Directive -
What's needed is an exact copy of the lines from the one that contains "Decode this image" to the end of the data below, leaving the pictures out.

## begin Given records

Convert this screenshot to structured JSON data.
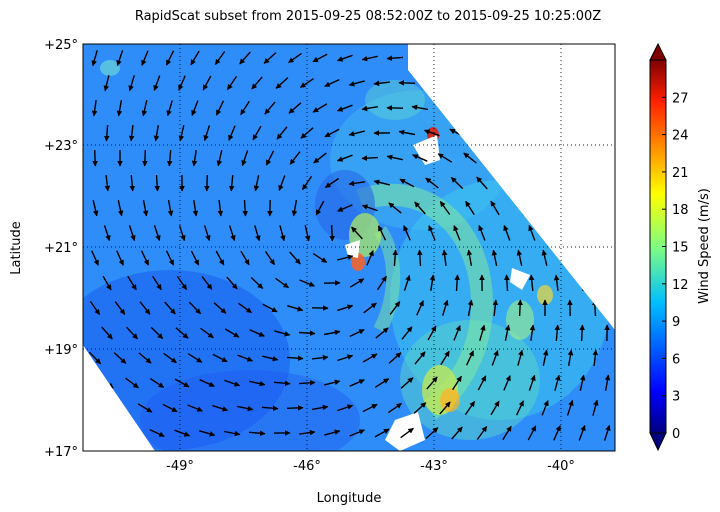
{
  "title": "RapidScat subset from 2015-09-25 08:52:00Z to 2015-09-25 10:25:00Z",
  "map": {
    "xlabel": "Longitude",
    "ylabel": "Latitude",
    "lon_range": [
      -51,
      -38.5
    ],
    "lat_range": [
      17,
      25
    ],
    "lon_ticks": [
      "-49°",
      "-46°",
      "-43°",
      "-40°"
    ],
    "lon_tick_values": [
      -49,
      -46,
      -43,
      -40
    ],
    "lat_ticks": [
      "+25°",
      "+23°",
      "+21°",
      "+19°",
      "+17°"
    ],
    "lat_tick_values": [
      25,
      23,
      21,
      19,
      17
    ],
    "grid": "dotted",
    "storm_center": {
      "lon": -44.8,
      "lat": 21.2
    }
  },
  "colorbar": {
    "label": "Wind Speed (m/s)",
    "ticks": [
      "0",
      "3",
      "6",
      "9",
      "12",
      "15",
      "18",
      "21",
      "24",
      "27"
    ],
    "tick_values": [
      0,
      3,
      6,
      9,
      12,
      15,
      18,
      21,
      24,
      27
    ],
    "range": [
      0,
      30
    ],
    "colormap": "jet",
    "extend": "both"
  },
  "colors": {
    "background_swath": "#2a8cff",
    "high_wind": "#ff2000",
    "arrow": "#000000"
  }
}
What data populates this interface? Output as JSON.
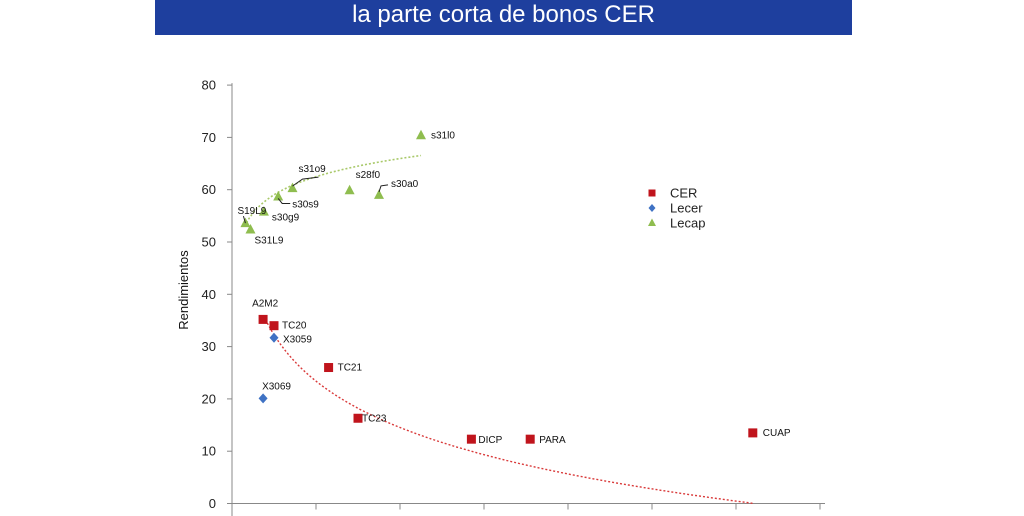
{
  "banner": {
    "title": "la parte corta de bonos CER"
  },
  "chart_data": {
    "type": "scatter",
    "ylabel": "Rendimientos",
    "ylim": [
      0,
      80
    ],
    "yticks": [
      "0",
      "10",
      "20",
      "30",
      "40",
      "50",
      "60",
      "70",
      "80"
    ],
    "xlim": [
      0,
      7
    ],
    "legend_position": "right",
    "grid": false,
    "series": [
      {
        "name": "CER",
        "color": "#c0141c",
        "marker": "square",
        "points": [
          {
            "x": 0.37,
            "y": 35.2,
            "label": "A2M2"
          },
          {
            "x": 0.5,
            "y": 34.0,
            "label": "TC20"
          },
          {
            "x": 1.15,
            "y": 26.0,
            "label": "TC21"
          },
          {
            "x": 1.5,
            "y": 16.3,
            "label": "TC23"
          },
          {
            "x": 2.85,
            "y": 12.3,
            "label": "DICP"
          },
          {
            "x": 3.55,
            "y": 12.3,
            "label": "PARA"
          },
          {
            "x": 6.2,
            "y": 13.5,
            "label": "CUAP"
          }
        ]
      },
      {
        "name": "Lecer",
        "color": "#3f72c4",
        "marker": "diamond",
        "points": [
          {
            "x": 0.5,
            "y": 31.7,
            "label": "X3059"
          },
          {
            "x": 0.37,
            "y": 20.1,
            "label": "X3069"
          }
        ]
      },
      {
        "name": "Lecap",
        "color": "#8fbd4f",
        "marker": "triangle",
        "points": [
          {
            "x": 0.16,
            "y": 53.6,
            "label": "S19L9"
          },
          {
            "x": 0.22,
            "y": 52.4,
            "label": "S31L9"
          },
          {
            "x": 0.38,
            "y": 55.8,
            "label": "s30g9"
          },
          {
            "x": 0.55,
            "y": 58.7,
            "label": "s30s9"
          },
          {
            "x": 0.72,
            "y": 60.3,
            "label": "s31o9"
          },
          {
            "x": 1.4,
            "y": 59.9,
            "label": "s28f0"
          },
          {
            "x": 1.75,
            "y": 59.0,
            "label": "s30a0"
          },
          {
            "x": 2.25,
            "y": 70.4,
            "label": "s31l0"
          }
        ]
      }
    ]
  }
}
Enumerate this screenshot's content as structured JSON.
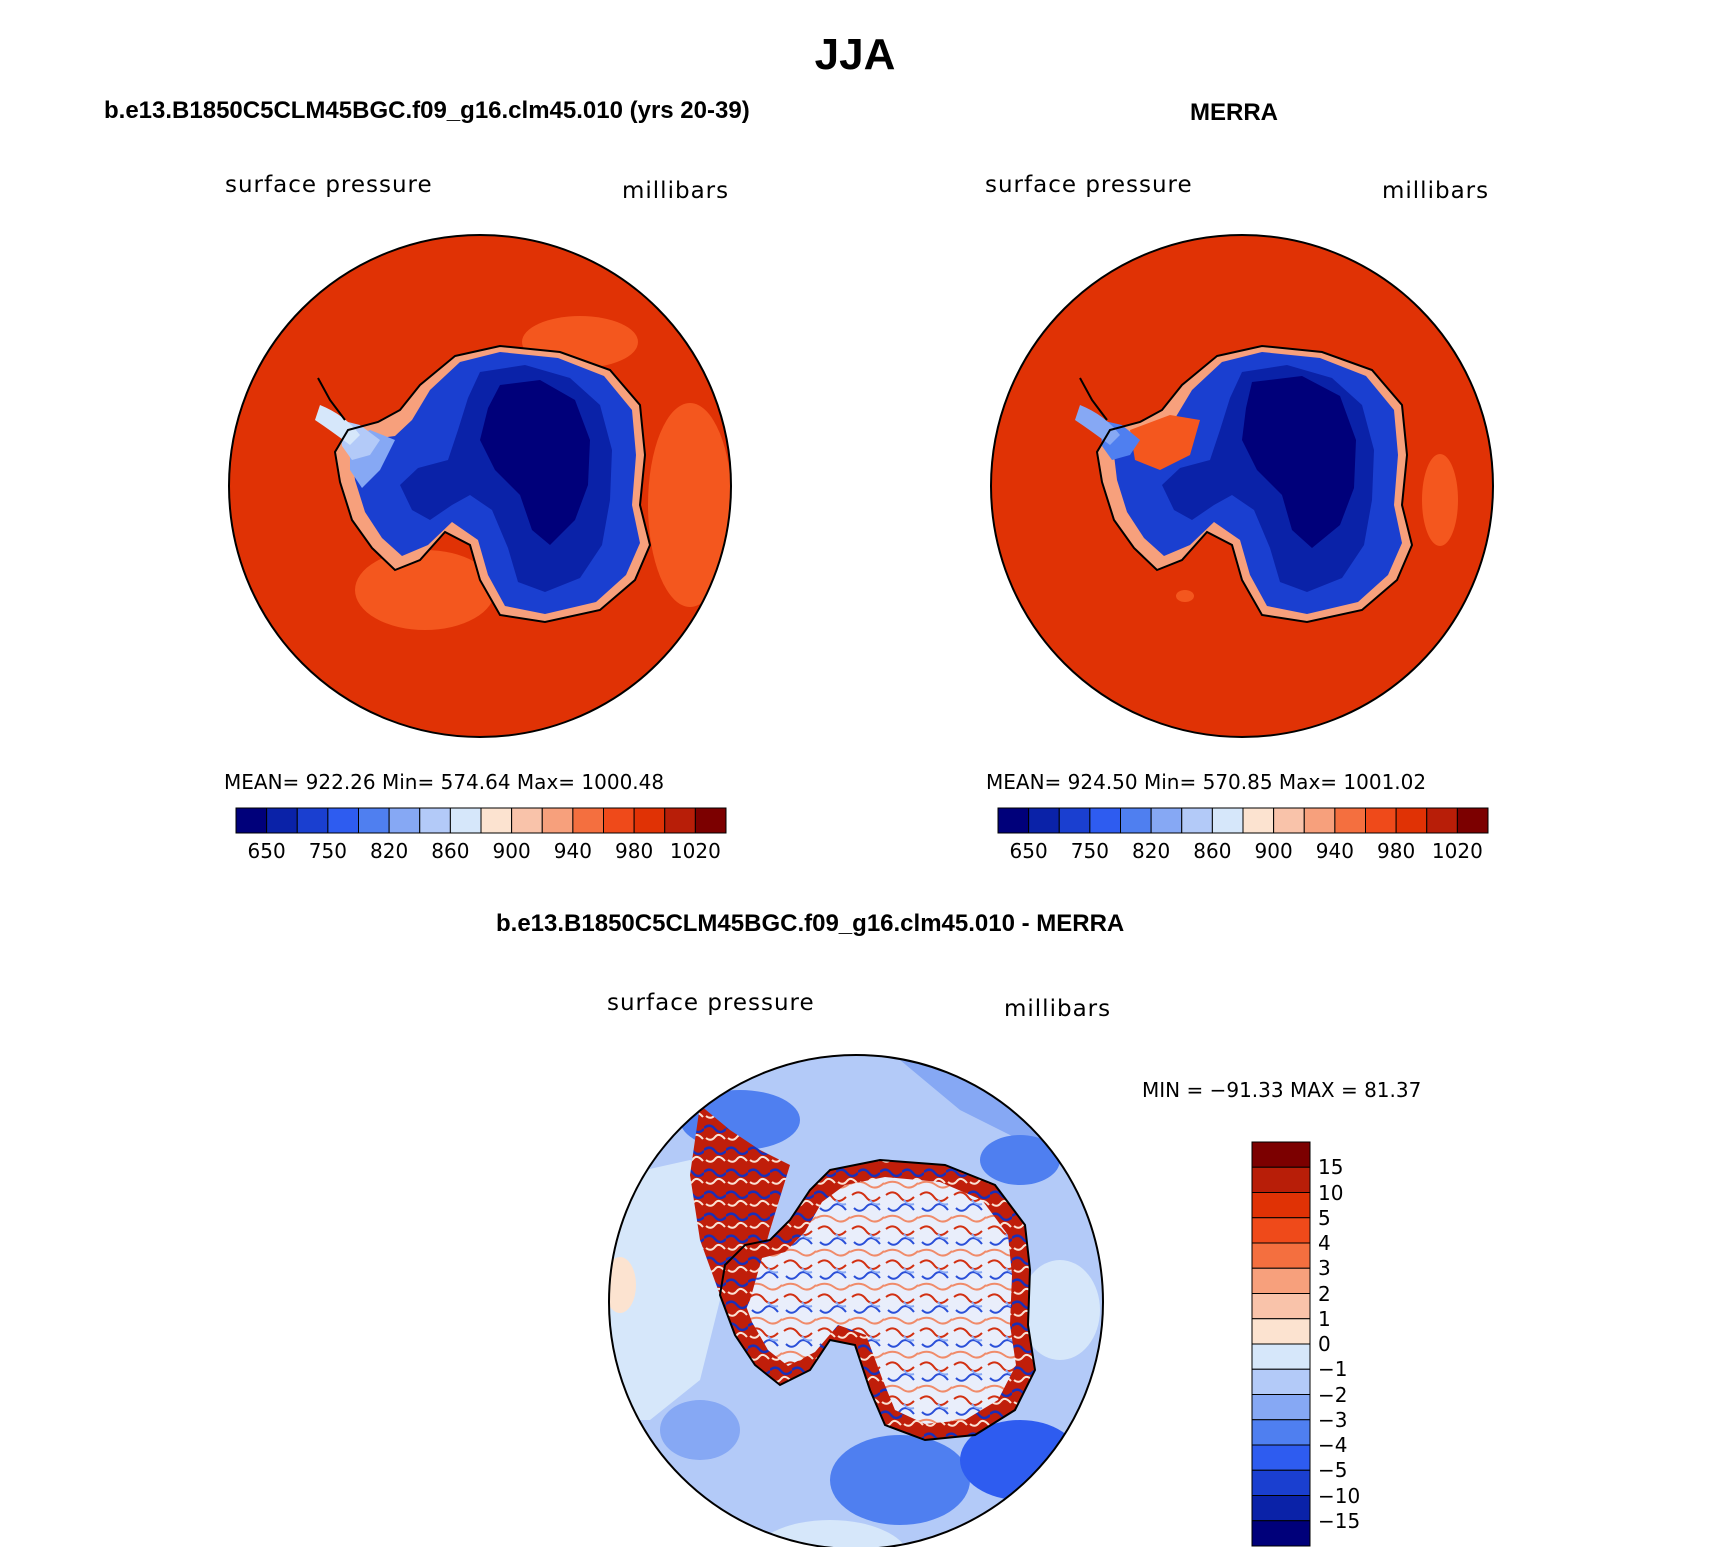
{
  "title": "JJA",
  "panels": [
    {
      "title": "b.e13.B1850C5CLM45BGC.f09_g16.clm45.010 (yrs 20-39)",
      "variable": "surface pressure",
      "units": "millibars",
      "stats": "MEAN= 922.26   Min= 574.64   Max= 1000.48",
      "mean": 922.26,
      "min": 574.64,
      "max": 1000.48
    },
    {
      "title": "MERRA",
      "variable": "surface pressure",
      "units": "millibars",
      "stats": "MEAN= 924.50   Min= 570.85   Max= 1001.02",
      "mean": 924.5,
      "min": 570.85,
      "max": 1001.02
    }
  ],
  "difference": {
    "title": "b.e13.B1850C5CLM45BGC.f09_g16.clm45.010 - MERRA",
    "variable": "surface pressure",
    "units": "millibars",
    "stats": "MIN = −91.33 MAX =  81.37",
    "min": -91.33,
    "max": 81.37
  },
  "colorbar_horizontal": {
    "labels": [
      "650",
      "750",
      "820",
      "860",
      "900",
      "940",
      "980",
      "1020"
    ],
    "colors": [
      "#00007a",
      "#0a22a8",
      "#1a3fd0",
      "#2e5cf0",
      "#4f7ff0",
      "#86a8f4",
      "#b3caf8",
      "#d6e7fa",
      "#fce3d0",
      "#f9c3aa",
      "#f7a07c",
      "#f46f3f",
      "#ef4a1a",
      "#e03205",
      "#b81e08",
      "#7c0000"
    ]
  },
  "colorbar_vertical": {
    "labels": [
      "15",
      "10",
      "5",
      "4",
      "3",
      "2",
      "1",
      "0",
      "−1",
      "−2",
      "−3",
      "−4",
      "−5",
      "−10",
      "−15"
    ],
    "colors": [
      "#7c0000",
      "#b81e08",
      "#e03205",
      "#ef4a1a",
      "#f46f3f",
      "#f7a07c",
      "#f9c3aa",
      "#fce3d0",
      "#d6e7fa",
      "#b3caf8",
      "#86a8f4",
      "#4f7ff0",
      "#2e5cf0",
      "#1a3fd0",
      "#0a22a8",
      "#00007a"
    ]
  },
  "chart_data": {
    "type": "map",
    "projection": "south polar stereographic",
    "region": "Antarctica",
    "color_scales": {
      "absolute": [
        "650",
        "750",
        "820",
        "860",
        "900",
        "940",
        "980",
        "1020"
      ],
      "difference": [
        "15",
        "10",
        "5",
        "4",
        "3",
        "2",
        "1",
        "0",
        "−1",
        "−2",
        "−3",
        "−4",
        "−5",
        "−10",
        "−15"
      ]
    }
  }
}
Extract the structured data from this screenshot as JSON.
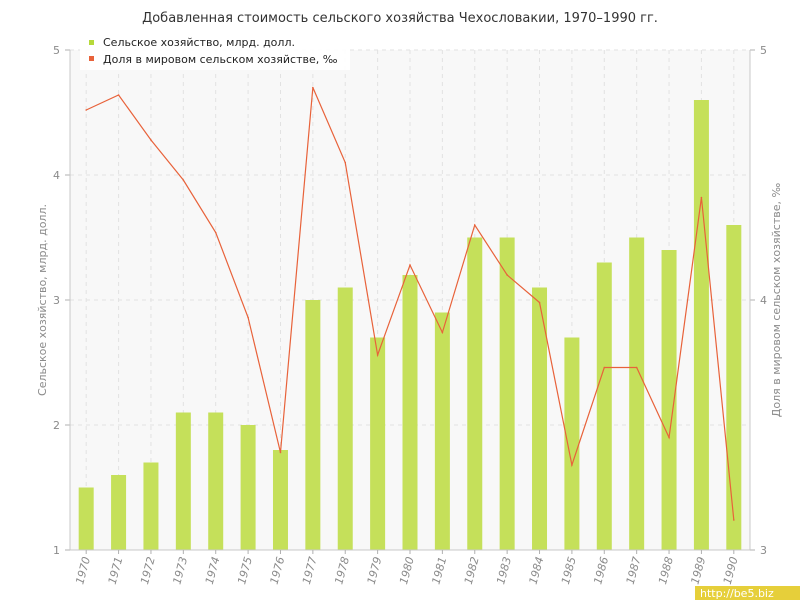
{
  "chart_data": {
    "type": "bar+line",
    "title": "Добавленная стоимость сельского хозяйства Чехословакии, 1970–1990 гг.",
    "categories": [
      "1970",
      "1971",
      "1972",
      "1973",
      "1974",
      "1975",
      "1976",
      "1977",
      "1978",
      "1979",
      "1980",
      "1981",
      "1982",
      "1983",
      "1984",
      "1985",
      "1986",
      "1987",
      "1988",
      "1989",
      "1990"
    ],
    "series": [
      {
        "name": "Сельское хозяйство, млрд. долл.",
        "type": "bar",
        "axis": "left",
        "color": "#c5e05a",
        "values": [
          1.5,
          1.6,
          1.7,
          2.1,
          2.1,
          2.0,
          1.8,
          3.0,
          3.1,
          2.7,
          3.2,
          2.9,
          3.5,
          3.5,
          3.1,
          2.7,
          3.3,
          3.5,
          3.4,
          4.6,
          3.6
        ]
      },
      {
        "name": "Доля в мировом сельском хозяйстве, ‰",
        "type": "line",
        "axis": "right",
        "color": "#e8623a",
        "values": [
          4.76,
          4.82,
          4.64,
          4.48,
          4.27,
          3.93,
          3.39,
          4.85,
          4.55,
          3.78,
          4.14,
          3.87,
          4.3,
          4.1,
          3.99,
          3.34,
          3.73,
          3.73,
          3.45,
          4.41,
          3.12
        ]
      }
    ],
    "ylabel": "Сельское хозяйство, млрд. долл.",
    "ylabel_right": "Доля в мировом сельском хозяйстве, ‰",
    "ylim": [
      1,
      5
    ],
    "ylim_right": [
      3,
      5
    ],
    "yticks": [
      "1",
      "2",
      "3",
      "4",
      "5"
    ],
    "yticks_right": [
      "3",
      "4",
      "5"
    ],
    "grid": true,
    "legend_position": "top-left"
  },
  "watermark": "http://be5.biz"
}
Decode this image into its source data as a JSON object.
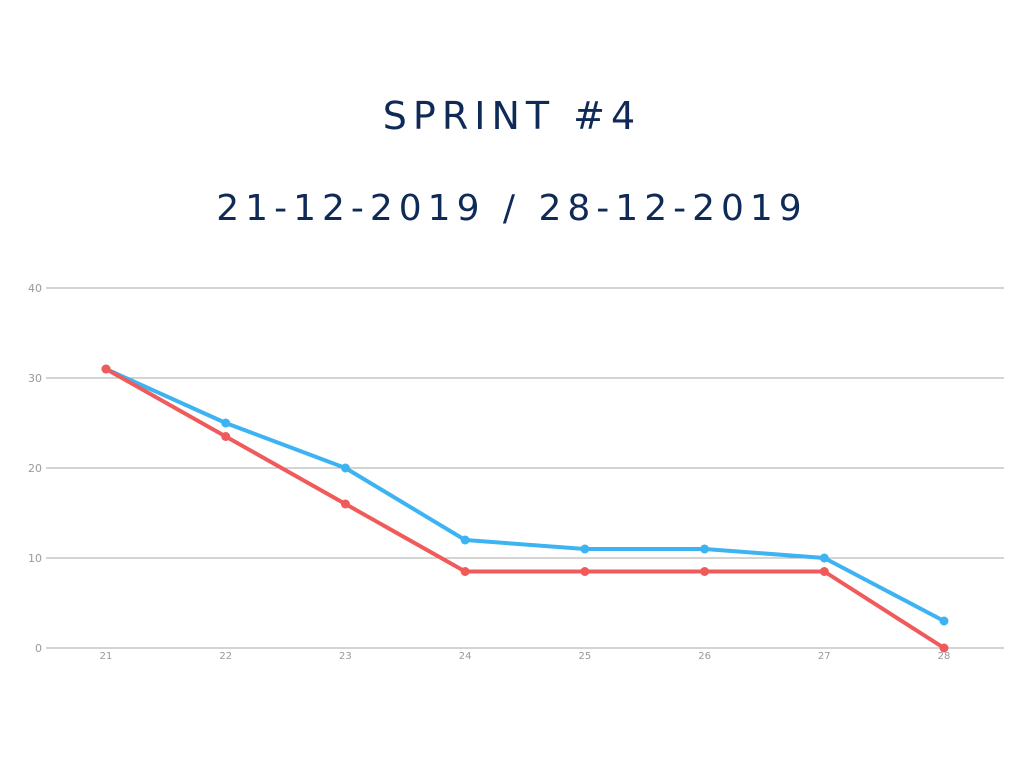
{
  "chart_data": {
    "type": "line",
    "title": "SPRINT #4",
    "subtitle": "21-12-2019 / 28-12-2019",
    "xlabel": "",
    "ylabel": "",
    "categories": [
      "21",
      "22",
      "23",
      "24",
      "25",
      "26",
      "27",
      "28"
    ],
    "y_ticks": [
      "0",
      "10",
      "20",
      "30",
      "40"
    ],
    "ylim": [
      0,
      40
    ],
    "grid": true,
    "legend": "none",
    "series": [
      {
        "color": "#3db3f2",
        "values": [
          31,
          25,
          20,
          12,
          11,
          11,
          10,
          3
        ]
      },
      {
        "color": "#f05a5b",
        "values": [
          31,
          23.5,
          16,
          8.5,
          8.5,
          8.5,
          8.5,
          0
        ]
      }
    ]
  }
}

## end Given records

Task result -
Decode this image into its source data as a JSON object.
{
  "chart_data": {
    "type": "line",
    "title": "SPRINT #4",
    "subtitle": "21-12-2019 / 28-12-2019",
    "xlabel": "",
    "ylabel": "",
    "categories": [
      "21",
      "22",
      "23",
      "24",
      "25",
      "26",
      "27",
      "28"
    ],
    "y_ticks": [
      "0",
      "10",
      "20",
      "30",
      "40"
    ],
    "ylim": [
      0,
      40
    ],
    "grid": true,
    "legend": "none",
    "series": [
      {
        "color": "#3db3f2",
        "values": [
          31,
          25,
          20,
          12,
          11,
          11,
          10,
          3
        ]
      },
      {
        "color": "#f05a5b",
        "values": [
          31,
          23.5,
          16,
          8.5,
          8.5,
          8.5,
          8.5,
          0
        ]
      }
    ]
  }
}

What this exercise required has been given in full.